**What you have to do:** Copy out all lines with the word "name" in them.

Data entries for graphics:
>> Start
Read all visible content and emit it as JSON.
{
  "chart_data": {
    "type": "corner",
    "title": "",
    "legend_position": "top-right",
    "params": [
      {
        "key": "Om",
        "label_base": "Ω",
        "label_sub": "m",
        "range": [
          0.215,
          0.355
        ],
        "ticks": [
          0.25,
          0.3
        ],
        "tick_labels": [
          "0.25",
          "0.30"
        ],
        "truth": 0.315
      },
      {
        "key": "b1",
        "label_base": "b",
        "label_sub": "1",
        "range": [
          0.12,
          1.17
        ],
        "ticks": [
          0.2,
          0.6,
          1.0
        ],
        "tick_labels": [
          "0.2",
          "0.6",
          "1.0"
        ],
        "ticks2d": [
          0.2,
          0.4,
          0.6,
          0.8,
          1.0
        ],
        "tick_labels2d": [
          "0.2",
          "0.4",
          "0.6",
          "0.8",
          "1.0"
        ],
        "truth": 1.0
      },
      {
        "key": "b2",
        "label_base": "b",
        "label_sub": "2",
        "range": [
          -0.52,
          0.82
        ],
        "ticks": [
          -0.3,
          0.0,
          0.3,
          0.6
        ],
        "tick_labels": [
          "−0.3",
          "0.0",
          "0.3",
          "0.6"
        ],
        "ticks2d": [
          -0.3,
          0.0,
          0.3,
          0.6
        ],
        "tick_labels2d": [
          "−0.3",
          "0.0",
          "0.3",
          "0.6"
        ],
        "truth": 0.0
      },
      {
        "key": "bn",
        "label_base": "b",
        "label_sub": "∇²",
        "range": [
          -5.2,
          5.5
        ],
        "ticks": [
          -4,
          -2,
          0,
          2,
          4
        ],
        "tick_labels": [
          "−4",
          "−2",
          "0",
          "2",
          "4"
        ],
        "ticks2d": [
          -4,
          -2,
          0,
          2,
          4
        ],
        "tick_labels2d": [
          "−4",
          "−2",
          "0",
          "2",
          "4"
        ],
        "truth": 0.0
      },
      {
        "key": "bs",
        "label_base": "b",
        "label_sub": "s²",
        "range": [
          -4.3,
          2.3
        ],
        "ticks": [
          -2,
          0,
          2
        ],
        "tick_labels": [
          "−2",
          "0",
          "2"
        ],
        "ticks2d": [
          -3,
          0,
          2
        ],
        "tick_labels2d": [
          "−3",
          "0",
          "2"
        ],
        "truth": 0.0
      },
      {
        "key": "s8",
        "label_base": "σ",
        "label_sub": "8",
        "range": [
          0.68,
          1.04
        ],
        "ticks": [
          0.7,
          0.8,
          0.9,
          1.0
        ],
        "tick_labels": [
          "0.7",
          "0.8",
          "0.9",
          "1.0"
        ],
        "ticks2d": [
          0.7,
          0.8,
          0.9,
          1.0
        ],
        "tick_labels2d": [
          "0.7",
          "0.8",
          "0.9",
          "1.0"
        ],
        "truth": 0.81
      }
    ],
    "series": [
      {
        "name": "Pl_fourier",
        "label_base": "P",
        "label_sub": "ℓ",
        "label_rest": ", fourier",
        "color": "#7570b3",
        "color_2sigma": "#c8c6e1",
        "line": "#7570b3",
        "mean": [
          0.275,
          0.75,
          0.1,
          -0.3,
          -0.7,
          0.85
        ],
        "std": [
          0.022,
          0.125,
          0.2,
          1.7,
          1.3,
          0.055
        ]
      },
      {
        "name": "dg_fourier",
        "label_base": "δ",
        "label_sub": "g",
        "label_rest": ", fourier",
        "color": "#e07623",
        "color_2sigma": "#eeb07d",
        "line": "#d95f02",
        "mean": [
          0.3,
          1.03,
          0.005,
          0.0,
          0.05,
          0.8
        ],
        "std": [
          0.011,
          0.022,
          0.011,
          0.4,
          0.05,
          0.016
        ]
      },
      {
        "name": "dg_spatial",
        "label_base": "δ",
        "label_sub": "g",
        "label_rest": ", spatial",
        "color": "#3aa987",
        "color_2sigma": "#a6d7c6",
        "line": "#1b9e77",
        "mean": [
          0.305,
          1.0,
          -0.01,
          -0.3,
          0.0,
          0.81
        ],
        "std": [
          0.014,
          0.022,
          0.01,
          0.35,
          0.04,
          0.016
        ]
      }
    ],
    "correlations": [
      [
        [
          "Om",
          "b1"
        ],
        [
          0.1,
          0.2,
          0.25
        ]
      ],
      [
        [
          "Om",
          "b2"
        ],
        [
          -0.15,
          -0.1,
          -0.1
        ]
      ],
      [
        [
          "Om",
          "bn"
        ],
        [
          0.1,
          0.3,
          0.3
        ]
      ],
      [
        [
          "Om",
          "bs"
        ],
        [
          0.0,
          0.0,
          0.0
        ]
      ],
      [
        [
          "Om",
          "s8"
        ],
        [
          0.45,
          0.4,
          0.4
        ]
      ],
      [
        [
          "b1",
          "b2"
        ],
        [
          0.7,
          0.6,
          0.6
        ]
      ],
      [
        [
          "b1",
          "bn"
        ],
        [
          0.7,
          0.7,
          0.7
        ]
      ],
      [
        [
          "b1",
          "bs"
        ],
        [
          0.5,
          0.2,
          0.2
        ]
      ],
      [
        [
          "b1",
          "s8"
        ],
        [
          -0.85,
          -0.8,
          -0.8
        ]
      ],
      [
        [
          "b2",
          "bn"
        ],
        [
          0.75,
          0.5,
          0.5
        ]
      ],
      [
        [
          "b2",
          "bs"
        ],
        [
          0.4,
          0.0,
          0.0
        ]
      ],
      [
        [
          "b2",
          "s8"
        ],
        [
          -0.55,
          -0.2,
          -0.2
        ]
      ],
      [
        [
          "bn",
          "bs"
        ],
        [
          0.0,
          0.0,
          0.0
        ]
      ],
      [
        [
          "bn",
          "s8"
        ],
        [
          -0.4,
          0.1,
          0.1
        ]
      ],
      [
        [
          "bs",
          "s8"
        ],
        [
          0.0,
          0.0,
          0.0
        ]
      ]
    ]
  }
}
>> End
**Final result:**
        "name": "Pl_fourier",
        "name": "dg_fourier",
        "name": "dg_spatial",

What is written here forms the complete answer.